[Records from a collection of figures]
────────────────────

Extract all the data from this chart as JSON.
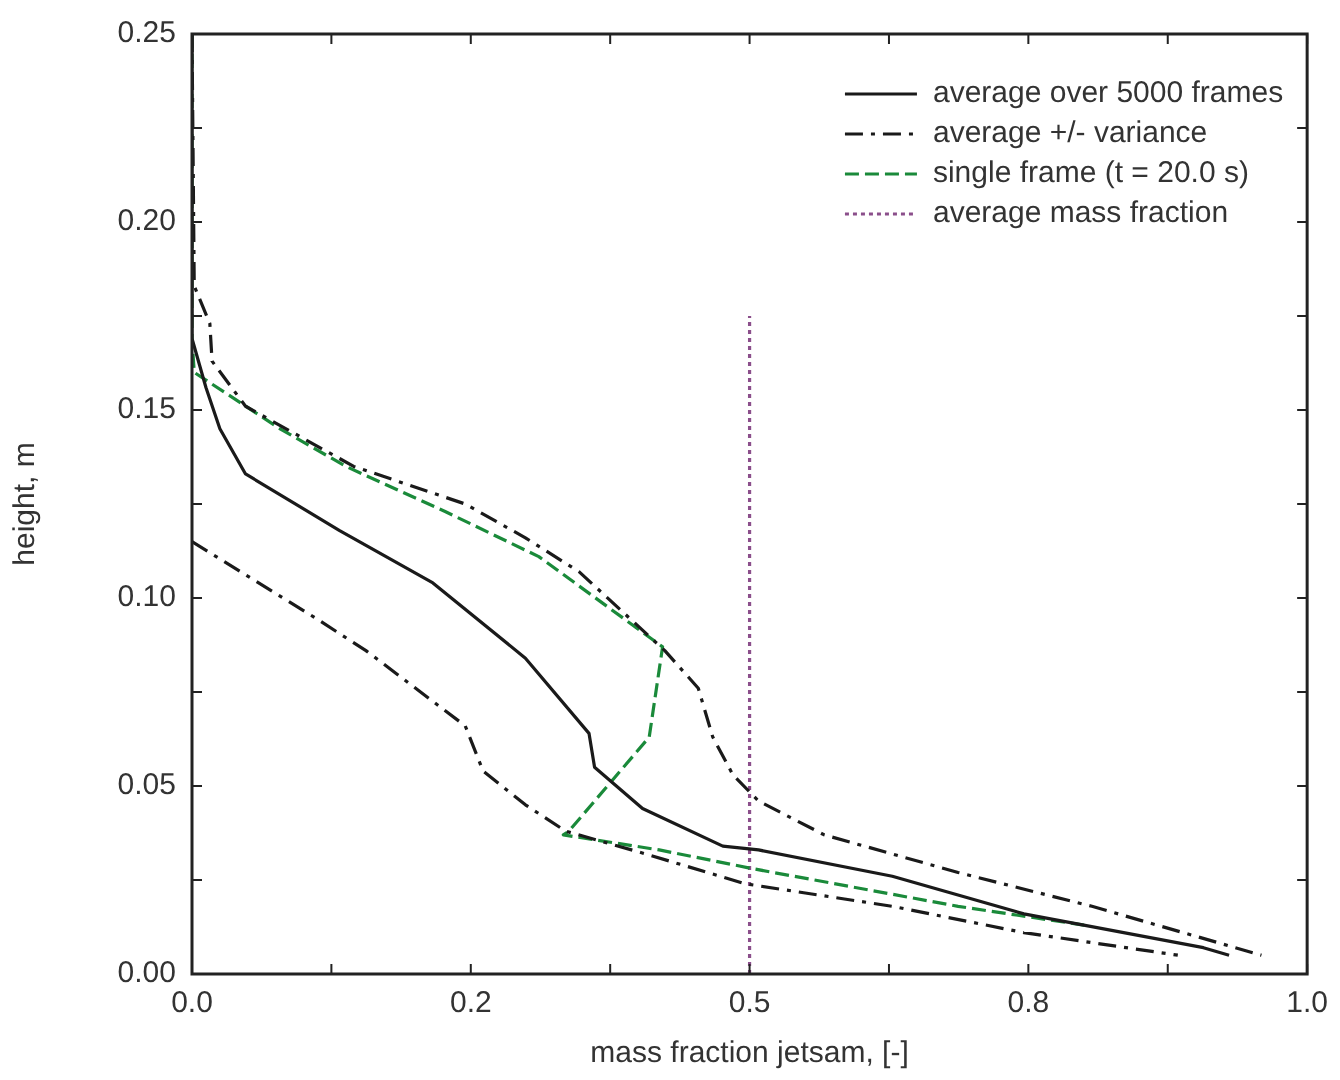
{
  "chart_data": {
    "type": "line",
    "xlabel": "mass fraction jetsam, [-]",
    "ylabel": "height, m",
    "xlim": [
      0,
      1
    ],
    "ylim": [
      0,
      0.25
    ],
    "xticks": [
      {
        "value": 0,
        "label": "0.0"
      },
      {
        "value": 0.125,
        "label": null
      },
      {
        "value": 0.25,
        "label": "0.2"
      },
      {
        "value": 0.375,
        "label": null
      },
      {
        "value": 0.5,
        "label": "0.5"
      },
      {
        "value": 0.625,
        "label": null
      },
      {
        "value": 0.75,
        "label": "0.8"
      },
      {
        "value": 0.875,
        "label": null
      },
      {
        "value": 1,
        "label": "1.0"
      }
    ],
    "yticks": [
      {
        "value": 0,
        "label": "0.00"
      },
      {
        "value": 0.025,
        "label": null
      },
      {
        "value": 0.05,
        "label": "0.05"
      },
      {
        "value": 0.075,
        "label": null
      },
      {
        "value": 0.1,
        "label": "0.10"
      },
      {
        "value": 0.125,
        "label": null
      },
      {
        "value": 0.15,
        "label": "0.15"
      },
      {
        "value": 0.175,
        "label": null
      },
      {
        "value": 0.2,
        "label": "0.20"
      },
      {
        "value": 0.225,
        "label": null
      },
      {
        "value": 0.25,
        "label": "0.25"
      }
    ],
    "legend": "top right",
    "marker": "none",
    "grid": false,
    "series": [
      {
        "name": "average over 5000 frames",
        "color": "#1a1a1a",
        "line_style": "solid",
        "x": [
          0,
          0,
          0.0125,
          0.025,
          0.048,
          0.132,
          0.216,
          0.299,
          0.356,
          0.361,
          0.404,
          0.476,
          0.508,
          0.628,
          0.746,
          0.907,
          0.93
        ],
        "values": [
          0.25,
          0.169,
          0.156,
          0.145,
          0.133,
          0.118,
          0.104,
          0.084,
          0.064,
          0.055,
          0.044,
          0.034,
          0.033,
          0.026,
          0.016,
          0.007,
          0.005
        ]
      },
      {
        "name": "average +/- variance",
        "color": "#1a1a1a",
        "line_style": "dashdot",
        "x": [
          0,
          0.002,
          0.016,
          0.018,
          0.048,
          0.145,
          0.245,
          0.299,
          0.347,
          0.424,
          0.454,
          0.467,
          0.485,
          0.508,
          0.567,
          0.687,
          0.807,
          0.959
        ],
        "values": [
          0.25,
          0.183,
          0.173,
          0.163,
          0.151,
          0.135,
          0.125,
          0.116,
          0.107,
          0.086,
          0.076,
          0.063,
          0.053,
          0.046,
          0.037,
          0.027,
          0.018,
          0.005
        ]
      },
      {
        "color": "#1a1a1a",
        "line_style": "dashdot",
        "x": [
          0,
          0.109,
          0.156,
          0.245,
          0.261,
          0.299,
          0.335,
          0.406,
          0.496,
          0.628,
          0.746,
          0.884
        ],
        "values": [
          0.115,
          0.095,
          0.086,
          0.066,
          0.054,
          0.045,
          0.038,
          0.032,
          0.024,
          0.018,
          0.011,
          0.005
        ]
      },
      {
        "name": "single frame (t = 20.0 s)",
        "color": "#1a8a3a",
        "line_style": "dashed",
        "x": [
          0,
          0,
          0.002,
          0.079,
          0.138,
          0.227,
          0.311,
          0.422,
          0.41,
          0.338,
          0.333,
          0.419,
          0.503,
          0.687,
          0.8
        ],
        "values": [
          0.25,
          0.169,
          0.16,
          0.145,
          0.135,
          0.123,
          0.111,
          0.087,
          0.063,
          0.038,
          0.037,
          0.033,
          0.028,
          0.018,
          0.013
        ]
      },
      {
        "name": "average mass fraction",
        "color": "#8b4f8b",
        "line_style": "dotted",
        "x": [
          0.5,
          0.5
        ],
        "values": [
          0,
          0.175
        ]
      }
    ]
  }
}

────────────────────

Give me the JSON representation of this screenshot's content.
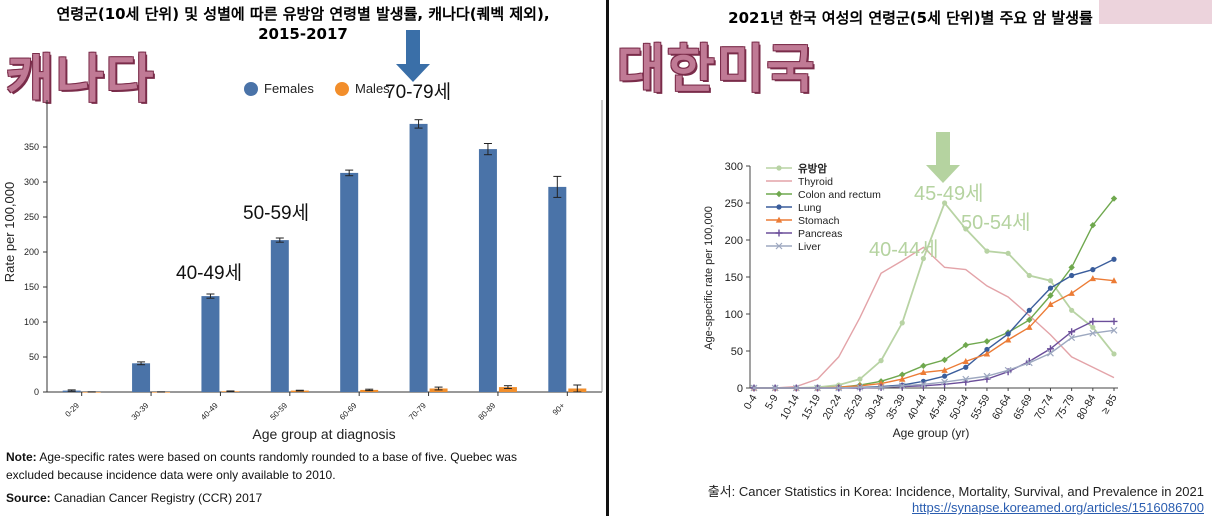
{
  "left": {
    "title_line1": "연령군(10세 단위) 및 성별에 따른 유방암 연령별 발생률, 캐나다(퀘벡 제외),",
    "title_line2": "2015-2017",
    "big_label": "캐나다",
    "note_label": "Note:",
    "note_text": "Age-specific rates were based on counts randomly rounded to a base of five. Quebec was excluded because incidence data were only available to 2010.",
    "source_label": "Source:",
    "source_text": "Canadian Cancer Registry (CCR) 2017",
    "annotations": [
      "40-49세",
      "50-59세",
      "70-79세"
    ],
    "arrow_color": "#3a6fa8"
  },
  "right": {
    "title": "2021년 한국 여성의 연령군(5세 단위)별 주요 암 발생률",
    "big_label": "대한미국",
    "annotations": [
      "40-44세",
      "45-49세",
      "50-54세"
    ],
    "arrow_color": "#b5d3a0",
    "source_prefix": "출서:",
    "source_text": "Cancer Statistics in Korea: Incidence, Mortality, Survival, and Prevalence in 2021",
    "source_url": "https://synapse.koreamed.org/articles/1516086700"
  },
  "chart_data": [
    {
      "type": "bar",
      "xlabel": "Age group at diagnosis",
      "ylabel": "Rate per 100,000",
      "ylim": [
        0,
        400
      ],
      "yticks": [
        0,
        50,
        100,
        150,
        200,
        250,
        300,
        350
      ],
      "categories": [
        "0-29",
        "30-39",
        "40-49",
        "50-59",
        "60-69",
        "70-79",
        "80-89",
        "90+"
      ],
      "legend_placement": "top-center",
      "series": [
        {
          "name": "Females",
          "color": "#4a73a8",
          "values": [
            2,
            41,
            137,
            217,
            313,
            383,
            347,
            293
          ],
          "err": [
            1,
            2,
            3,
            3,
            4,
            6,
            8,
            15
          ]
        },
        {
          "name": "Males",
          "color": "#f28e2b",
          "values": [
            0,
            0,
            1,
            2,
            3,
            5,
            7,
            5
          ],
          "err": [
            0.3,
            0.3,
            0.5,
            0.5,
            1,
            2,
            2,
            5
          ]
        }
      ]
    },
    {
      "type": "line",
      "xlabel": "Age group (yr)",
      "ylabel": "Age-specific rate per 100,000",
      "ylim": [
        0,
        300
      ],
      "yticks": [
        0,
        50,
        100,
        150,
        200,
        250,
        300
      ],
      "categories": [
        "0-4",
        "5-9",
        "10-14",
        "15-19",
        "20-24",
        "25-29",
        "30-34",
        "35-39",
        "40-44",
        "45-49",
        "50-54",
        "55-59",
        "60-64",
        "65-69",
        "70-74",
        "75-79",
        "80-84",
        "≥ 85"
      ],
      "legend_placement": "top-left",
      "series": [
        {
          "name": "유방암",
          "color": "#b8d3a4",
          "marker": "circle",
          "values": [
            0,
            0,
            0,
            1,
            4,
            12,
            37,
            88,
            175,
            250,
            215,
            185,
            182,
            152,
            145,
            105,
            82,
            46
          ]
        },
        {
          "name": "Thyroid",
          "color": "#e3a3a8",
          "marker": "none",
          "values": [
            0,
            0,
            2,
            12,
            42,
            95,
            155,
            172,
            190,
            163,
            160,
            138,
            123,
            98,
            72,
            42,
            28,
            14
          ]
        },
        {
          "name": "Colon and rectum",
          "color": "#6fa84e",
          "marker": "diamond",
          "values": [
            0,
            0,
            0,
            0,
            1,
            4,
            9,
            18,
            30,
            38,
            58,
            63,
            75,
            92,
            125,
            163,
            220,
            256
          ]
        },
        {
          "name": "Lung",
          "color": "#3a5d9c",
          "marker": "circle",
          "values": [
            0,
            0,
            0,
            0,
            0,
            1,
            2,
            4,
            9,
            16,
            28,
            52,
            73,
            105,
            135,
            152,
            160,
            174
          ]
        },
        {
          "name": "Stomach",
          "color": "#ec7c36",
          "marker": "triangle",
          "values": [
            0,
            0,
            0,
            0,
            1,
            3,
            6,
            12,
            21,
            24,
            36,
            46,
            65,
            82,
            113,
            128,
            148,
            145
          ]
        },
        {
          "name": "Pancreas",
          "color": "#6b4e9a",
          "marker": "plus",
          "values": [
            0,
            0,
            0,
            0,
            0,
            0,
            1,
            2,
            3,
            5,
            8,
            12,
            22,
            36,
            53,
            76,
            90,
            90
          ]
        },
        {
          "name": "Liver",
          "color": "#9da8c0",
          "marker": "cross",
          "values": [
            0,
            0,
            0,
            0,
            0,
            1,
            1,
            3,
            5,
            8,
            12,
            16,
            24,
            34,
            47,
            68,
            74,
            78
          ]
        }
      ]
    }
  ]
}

────────────────────

*WORK TO COMPLETE:*
Show each line of the listing that holds the string "fraction".

*FINAL RESULT:*
    "xlabel": "mass fraction jetsam, [-]",
        "name": "average mass fraction",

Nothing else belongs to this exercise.